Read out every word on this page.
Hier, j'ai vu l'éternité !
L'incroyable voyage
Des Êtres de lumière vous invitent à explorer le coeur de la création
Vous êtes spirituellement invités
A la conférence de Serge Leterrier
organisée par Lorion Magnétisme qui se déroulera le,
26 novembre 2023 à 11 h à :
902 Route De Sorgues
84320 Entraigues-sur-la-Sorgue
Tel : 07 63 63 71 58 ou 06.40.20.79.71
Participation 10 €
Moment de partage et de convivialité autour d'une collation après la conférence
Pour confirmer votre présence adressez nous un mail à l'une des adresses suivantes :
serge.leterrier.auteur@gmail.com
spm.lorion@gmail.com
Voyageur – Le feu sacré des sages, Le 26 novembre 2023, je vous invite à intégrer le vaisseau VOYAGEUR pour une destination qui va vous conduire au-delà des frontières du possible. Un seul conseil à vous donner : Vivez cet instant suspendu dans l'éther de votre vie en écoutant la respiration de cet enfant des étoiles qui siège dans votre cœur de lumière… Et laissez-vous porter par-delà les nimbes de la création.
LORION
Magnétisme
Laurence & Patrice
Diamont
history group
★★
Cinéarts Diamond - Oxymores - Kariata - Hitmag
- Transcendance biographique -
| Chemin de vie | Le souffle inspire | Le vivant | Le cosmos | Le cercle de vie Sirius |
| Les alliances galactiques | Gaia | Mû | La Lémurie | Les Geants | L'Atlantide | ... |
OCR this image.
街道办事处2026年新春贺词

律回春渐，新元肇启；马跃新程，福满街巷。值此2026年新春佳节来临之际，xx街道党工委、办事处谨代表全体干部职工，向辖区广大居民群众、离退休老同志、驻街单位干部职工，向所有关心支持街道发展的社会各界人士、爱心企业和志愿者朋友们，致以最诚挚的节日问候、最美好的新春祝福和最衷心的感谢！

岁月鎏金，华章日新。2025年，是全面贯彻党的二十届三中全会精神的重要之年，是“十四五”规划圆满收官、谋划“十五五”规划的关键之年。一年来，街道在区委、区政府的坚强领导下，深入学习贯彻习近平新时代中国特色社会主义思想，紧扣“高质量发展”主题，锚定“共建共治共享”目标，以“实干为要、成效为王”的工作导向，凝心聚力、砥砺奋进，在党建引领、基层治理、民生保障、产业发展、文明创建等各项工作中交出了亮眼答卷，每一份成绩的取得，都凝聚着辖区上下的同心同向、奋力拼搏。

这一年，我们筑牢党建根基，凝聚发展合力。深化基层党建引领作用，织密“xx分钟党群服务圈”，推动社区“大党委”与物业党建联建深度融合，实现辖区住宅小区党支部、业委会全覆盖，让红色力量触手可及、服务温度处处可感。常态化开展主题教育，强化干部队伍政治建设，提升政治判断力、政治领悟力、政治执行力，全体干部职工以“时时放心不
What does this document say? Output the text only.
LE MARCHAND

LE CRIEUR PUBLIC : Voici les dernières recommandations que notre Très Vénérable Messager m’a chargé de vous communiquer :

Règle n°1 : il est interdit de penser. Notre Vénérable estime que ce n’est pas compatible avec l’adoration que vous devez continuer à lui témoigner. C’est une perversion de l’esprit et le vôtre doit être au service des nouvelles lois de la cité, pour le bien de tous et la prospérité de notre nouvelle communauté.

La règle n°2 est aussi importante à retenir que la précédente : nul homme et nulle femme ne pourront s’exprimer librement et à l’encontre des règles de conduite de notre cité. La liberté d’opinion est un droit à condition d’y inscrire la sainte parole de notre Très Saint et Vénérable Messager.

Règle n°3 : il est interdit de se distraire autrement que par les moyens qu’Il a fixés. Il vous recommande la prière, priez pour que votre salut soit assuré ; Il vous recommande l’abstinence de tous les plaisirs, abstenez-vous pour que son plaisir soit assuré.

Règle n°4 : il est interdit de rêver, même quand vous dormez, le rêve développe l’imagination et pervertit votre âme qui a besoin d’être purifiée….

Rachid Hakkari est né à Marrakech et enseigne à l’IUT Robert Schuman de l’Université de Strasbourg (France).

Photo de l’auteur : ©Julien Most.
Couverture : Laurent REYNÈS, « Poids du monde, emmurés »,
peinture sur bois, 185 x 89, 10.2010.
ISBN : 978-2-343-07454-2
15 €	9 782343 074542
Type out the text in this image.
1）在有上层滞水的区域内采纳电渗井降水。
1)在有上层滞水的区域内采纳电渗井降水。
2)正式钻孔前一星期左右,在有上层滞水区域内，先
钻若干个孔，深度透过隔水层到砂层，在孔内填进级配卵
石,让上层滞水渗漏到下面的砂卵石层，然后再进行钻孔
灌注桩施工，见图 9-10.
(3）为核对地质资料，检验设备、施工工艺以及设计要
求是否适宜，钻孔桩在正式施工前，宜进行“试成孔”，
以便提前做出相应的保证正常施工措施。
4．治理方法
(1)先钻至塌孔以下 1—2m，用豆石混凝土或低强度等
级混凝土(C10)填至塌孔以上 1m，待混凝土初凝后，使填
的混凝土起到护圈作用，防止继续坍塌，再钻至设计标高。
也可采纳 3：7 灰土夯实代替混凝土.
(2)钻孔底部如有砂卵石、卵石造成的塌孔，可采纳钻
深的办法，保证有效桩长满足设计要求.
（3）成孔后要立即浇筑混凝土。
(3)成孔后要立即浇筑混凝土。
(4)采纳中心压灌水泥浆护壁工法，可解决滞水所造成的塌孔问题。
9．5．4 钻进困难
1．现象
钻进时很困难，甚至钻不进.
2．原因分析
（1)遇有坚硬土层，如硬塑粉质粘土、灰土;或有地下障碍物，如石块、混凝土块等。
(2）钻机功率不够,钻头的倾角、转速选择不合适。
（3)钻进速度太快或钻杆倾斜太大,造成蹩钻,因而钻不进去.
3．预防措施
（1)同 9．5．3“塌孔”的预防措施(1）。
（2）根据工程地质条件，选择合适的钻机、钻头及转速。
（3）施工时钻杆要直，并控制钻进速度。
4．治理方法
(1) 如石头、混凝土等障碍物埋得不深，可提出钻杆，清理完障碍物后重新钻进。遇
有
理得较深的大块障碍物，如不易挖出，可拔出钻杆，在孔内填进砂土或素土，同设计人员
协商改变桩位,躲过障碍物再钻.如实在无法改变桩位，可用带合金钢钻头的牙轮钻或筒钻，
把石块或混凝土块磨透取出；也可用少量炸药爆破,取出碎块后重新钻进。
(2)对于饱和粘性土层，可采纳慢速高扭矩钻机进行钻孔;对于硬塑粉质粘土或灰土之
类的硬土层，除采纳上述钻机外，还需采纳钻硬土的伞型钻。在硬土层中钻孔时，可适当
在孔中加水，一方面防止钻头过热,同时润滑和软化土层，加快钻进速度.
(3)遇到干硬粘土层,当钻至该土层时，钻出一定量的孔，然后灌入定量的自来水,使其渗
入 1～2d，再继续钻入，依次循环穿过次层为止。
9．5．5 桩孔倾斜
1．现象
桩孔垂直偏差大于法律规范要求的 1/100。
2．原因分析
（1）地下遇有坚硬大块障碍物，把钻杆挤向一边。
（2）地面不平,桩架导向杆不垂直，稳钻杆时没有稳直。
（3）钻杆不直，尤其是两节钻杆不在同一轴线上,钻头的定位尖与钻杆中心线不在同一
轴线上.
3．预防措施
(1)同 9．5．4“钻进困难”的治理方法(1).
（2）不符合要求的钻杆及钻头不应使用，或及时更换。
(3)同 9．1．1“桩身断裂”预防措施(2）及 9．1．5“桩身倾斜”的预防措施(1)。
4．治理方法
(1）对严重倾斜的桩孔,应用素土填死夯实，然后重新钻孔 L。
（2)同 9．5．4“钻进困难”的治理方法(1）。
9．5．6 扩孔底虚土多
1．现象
===
» Job:
Return each line that includes "auteur".

» Result:
serge.leterrier.auteur@gmail.com
Photo de l’auteur : ©Julien Most.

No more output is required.